# SUPPLIED DATA start

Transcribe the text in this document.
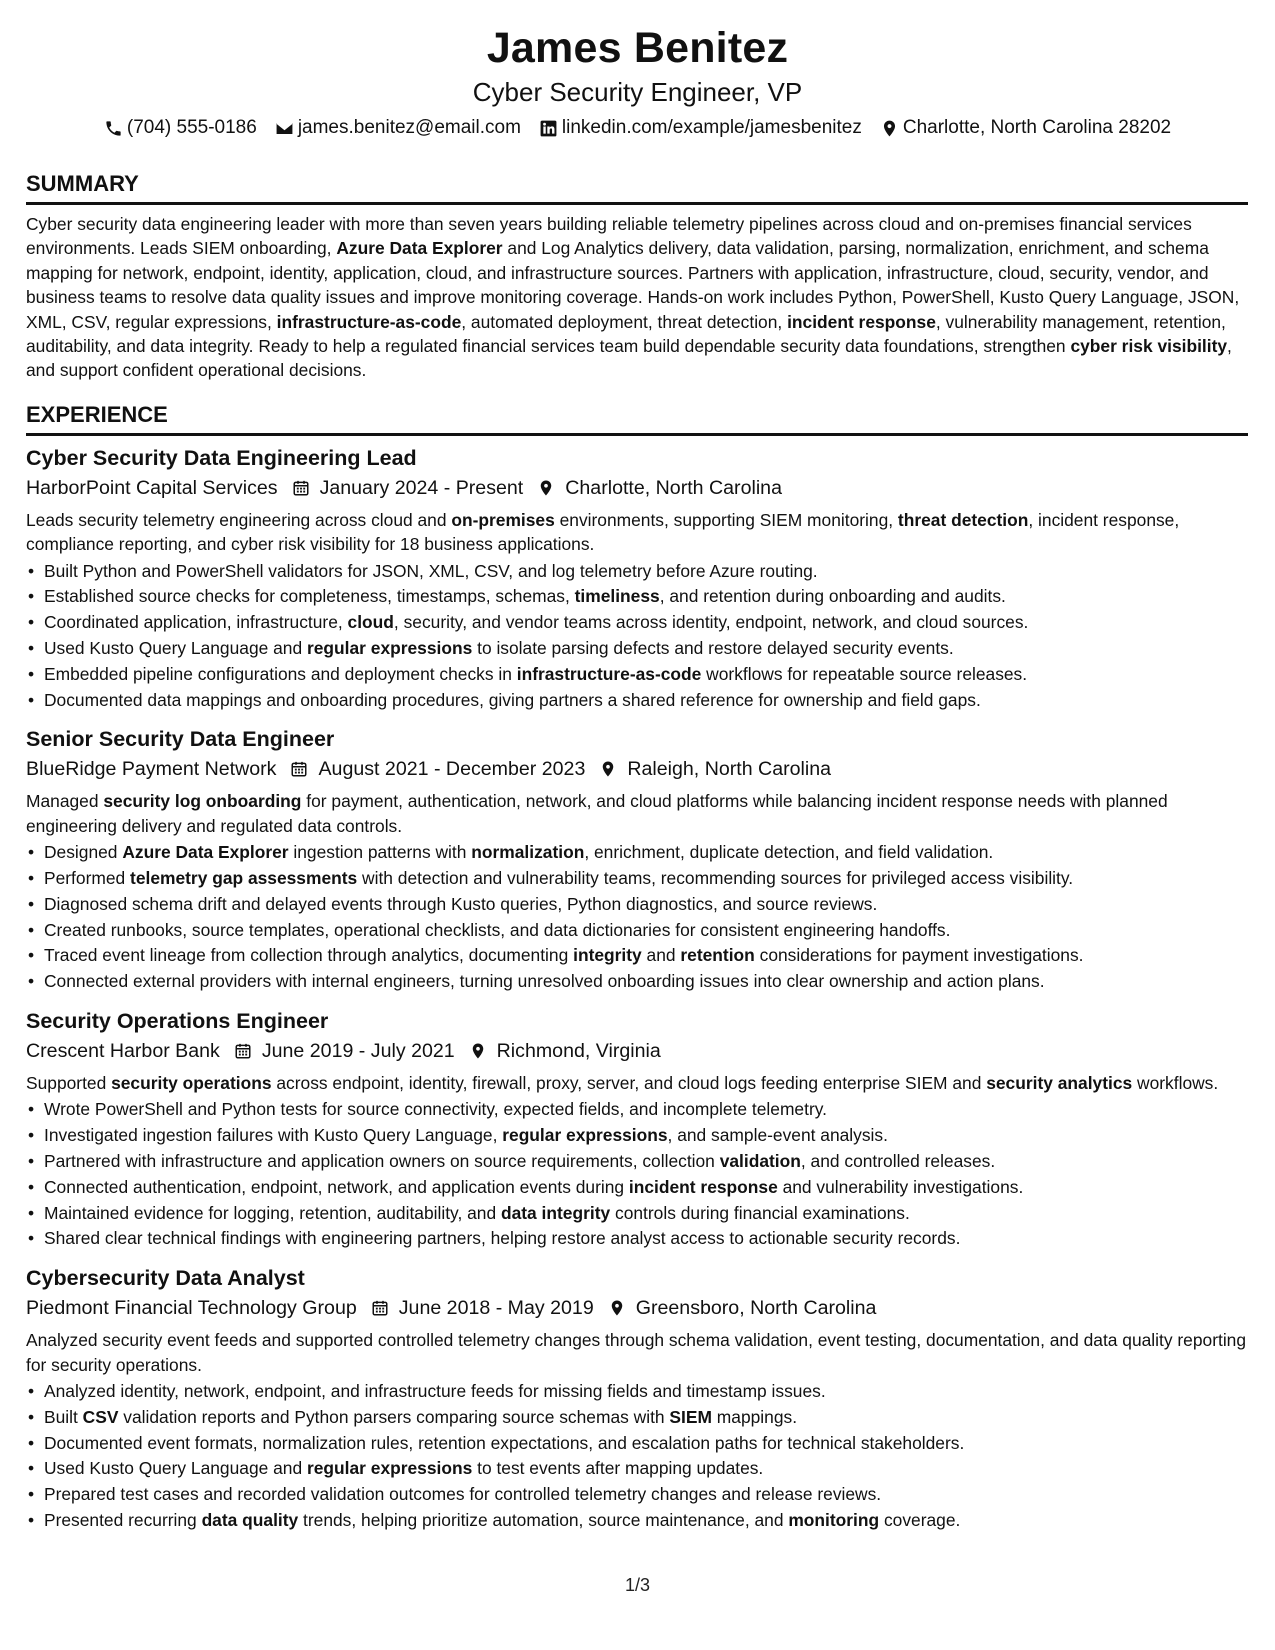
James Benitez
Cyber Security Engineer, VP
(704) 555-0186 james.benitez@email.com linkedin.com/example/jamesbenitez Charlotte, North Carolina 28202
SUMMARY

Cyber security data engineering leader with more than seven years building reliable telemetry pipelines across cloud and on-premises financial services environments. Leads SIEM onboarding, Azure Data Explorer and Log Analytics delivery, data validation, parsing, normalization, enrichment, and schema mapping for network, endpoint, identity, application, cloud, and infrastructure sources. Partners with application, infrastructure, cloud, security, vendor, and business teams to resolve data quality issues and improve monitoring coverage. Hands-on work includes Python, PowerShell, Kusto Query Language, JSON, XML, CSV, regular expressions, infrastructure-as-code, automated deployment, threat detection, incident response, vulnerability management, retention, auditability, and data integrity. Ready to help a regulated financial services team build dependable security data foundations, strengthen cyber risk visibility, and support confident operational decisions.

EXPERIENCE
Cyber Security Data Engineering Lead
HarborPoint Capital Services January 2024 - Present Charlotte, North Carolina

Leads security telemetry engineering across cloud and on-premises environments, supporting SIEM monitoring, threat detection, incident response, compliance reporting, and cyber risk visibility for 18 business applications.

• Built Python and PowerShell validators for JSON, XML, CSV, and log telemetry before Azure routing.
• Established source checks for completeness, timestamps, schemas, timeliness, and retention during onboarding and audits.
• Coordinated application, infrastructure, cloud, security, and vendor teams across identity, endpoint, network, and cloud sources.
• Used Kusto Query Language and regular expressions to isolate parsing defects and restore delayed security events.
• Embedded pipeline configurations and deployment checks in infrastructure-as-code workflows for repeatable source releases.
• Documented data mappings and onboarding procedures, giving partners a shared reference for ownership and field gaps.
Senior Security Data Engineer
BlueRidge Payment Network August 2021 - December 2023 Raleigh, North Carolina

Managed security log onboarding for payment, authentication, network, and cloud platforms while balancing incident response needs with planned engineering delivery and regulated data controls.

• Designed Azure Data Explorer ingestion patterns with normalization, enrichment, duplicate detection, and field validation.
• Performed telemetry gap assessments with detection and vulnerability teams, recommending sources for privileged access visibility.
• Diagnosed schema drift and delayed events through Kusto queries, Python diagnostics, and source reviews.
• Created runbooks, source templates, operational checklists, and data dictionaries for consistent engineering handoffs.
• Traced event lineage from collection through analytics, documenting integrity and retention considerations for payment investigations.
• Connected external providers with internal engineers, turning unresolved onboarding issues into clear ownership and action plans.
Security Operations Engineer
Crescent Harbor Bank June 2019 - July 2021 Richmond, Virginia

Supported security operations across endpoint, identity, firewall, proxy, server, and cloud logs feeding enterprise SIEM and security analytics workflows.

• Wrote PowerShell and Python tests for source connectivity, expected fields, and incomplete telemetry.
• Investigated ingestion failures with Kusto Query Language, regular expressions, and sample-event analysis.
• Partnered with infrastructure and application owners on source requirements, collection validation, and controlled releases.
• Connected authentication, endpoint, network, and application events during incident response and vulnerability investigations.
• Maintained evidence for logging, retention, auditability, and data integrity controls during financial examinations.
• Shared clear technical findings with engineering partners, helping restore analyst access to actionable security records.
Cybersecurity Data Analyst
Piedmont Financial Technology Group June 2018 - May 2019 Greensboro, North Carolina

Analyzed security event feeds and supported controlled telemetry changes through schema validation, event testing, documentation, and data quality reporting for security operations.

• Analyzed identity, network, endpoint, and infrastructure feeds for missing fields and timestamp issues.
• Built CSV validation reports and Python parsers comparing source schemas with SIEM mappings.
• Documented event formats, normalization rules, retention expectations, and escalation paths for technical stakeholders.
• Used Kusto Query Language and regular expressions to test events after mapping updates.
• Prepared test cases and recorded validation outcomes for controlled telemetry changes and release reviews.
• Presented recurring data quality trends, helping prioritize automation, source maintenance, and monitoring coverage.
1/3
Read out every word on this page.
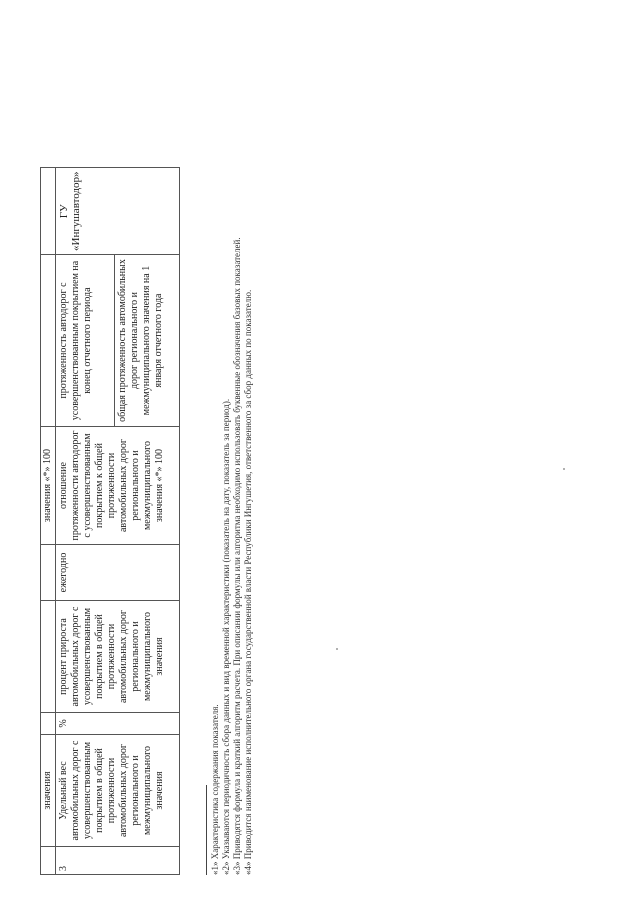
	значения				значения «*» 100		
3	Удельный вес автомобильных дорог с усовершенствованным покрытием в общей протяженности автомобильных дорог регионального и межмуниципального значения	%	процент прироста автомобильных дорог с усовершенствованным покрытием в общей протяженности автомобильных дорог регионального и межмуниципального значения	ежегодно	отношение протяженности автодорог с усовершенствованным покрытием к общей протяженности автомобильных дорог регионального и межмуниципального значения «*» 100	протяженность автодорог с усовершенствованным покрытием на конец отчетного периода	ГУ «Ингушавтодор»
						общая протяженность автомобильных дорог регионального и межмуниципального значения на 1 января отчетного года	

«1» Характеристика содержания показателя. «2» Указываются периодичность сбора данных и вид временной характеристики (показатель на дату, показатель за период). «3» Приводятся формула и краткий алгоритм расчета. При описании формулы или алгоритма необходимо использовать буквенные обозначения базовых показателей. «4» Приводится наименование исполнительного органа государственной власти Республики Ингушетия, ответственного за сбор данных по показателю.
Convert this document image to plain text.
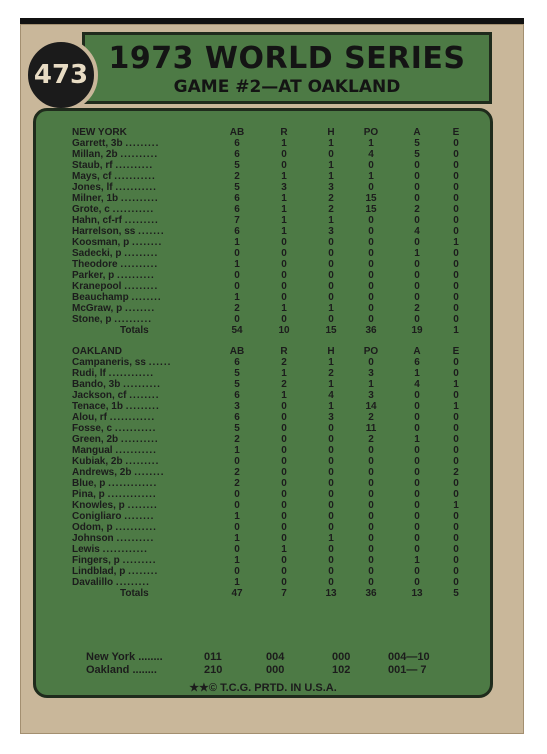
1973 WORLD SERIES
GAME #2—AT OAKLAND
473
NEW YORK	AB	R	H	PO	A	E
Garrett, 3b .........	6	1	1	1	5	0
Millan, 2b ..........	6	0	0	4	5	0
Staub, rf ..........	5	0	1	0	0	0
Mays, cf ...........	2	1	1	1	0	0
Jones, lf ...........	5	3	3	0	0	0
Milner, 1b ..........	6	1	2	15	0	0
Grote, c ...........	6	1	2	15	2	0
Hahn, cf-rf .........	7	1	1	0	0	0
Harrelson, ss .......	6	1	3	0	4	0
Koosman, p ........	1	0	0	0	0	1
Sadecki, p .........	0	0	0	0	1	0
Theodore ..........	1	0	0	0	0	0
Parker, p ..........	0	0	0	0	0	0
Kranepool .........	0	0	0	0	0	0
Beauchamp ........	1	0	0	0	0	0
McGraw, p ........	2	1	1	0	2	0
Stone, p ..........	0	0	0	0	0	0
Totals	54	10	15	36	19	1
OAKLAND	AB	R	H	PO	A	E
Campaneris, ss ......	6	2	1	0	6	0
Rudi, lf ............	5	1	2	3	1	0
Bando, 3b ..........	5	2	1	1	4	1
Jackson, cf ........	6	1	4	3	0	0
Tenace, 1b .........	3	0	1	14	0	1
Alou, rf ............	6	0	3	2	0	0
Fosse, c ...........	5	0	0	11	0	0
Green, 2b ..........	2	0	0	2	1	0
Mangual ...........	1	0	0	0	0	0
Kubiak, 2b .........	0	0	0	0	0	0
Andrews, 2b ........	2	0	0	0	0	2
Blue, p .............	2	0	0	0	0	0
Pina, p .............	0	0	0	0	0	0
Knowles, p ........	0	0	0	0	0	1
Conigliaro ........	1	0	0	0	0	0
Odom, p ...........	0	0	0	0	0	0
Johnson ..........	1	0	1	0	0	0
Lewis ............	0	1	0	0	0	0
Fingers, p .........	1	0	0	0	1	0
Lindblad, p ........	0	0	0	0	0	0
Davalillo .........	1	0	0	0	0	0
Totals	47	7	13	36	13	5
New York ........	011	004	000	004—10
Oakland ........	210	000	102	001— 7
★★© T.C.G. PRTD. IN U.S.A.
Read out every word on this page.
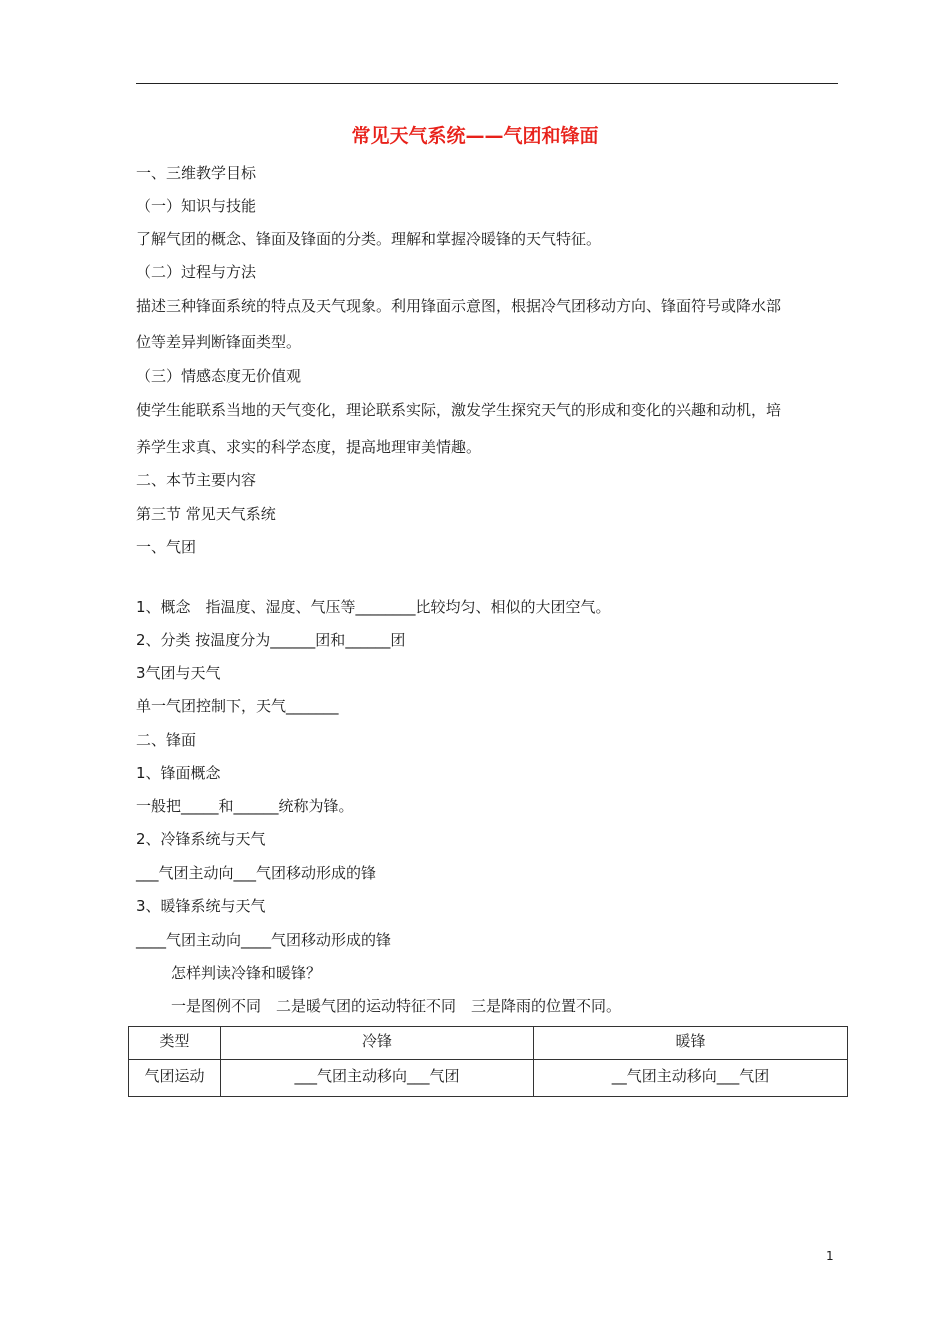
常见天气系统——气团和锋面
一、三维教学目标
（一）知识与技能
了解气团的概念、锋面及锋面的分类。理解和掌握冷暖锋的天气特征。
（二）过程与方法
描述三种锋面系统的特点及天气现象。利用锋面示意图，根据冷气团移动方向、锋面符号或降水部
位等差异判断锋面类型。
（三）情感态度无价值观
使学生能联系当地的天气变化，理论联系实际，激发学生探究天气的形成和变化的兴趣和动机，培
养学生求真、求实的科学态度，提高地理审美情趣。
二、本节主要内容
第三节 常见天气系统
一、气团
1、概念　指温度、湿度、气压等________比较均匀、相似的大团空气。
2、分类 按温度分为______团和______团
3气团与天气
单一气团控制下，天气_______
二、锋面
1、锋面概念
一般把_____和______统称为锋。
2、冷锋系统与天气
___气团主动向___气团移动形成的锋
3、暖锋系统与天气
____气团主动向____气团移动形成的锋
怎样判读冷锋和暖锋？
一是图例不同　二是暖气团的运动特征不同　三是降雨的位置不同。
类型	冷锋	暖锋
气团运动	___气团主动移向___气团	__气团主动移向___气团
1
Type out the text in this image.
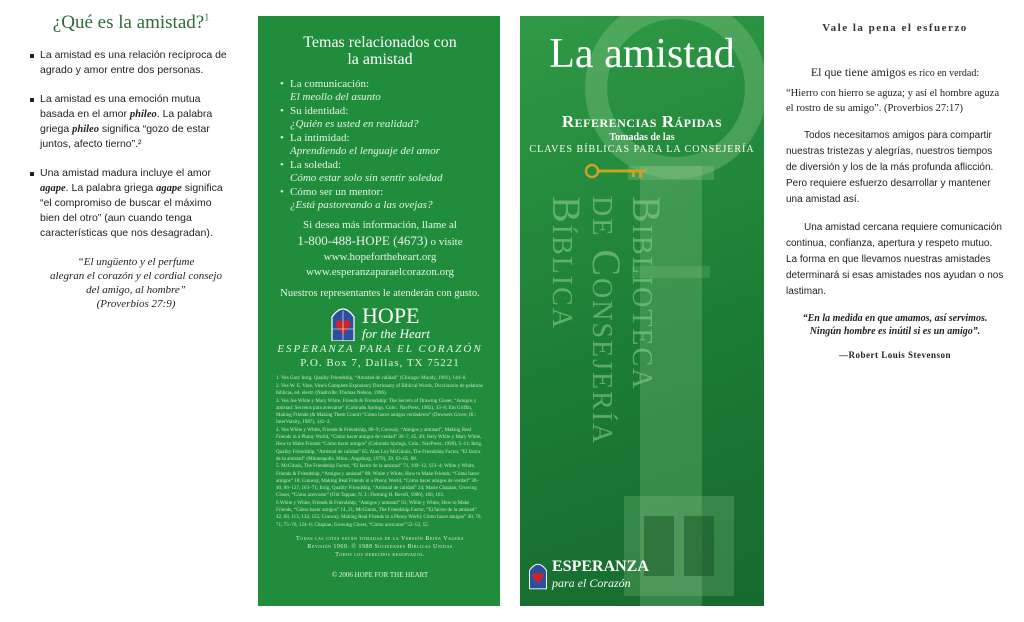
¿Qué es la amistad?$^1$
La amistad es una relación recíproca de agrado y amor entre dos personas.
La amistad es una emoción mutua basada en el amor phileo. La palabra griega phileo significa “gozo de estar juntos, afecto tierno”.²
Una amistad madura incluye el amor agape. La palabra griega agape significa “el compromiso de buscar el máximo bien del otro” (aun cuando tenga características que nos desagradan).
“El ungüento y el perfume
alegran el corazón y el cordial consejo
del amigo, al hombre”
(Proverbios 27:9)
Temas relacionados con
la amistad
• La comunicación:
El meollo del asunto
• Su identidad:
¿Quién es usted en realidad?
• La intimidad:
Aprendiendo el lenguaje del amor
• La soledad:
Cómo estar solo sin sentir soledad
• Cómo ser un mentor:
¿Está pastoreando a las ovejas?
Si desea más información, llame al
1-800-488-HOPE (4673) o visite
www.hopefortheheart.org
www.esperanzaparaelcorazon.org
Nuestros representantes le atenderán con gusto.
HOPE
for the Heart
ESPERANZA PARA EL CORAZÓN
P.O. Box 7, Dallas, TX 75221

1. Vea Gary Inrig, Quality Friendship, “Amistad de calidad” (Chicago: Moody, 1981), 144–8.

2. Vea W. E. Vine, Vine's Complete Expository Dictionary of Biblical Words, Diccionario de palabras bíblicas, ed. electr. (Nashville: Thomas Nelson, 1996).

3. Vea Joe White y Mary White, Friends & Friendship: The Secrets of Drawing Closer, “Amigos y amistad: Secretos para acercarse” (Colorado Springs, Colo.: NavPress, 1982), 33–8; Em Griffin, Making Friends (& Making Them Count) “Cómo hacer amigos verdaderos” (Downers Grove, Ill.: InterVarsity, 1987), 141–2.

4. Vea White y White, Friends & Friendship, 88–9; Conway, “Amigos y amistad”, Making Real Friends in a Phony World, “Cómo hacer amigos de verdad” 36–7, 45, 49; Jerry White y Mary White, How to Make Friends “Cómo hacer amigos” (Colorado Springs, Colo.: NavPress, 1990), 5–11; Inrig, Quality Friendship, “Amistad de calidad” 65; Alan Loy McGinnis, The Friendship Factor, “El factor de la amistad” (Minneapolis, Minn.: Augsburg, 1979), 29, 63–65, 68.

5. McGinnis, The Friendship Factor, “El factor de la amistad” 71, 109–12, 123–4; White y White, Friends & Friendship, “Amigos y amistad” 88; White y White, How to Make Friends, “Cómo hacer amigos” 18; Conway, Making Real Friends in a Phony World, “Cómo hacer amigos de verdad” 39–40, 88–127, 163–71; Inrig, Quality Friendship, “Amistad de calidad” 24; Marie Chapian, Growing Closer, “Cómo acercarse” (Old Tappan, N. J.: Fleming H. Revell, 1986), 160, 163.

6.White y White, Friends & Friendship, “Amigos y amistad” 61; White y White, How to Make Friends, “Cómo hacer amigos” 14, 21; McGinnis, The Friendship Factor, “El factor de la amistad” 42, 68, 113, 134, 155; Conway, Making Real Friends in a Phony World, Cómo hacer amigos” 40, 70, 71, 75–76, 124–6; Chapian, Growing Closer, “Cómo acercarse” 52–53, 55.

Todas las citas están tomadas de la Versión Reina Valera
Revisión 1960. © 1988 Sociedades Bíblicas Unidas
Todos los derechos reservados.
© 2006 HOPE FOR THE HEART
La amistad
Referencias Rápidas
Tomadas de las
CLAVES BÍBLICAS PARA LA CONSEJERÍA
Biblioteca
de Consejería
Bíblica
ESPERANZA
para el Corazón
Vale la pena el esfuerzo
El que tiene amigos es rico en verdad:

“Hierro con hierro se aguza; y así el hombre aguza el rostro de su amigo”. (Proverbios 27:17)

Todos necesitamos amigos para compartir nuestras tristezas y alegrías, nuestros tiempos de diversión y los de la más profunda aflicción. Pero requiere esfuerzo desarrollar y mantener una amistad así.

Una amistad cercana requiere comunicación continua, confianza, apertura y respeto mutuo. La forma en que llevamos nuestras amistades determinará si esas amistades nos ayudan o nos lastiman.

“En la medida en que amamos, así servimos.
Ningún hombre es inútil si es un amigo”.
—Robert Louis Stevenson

# SUPPLIED DATA end

From the data above, copy each line where the string "amor" appears.

La amistad es una relación recíproca de agrado y amor entre dos personas.
La amistad es una emoción mutua basada en el amor phileo. La palabra griega phileo significa “gozo de estar juntos, afecto tierno”.²
Una amistad madura incluye el amor agape. La palabra griega agape significa “el compromiso de buscar el máximo bien del otro” (aun cuando tenga características que nos desagradan).
Aprendiendo el lenguaje del amor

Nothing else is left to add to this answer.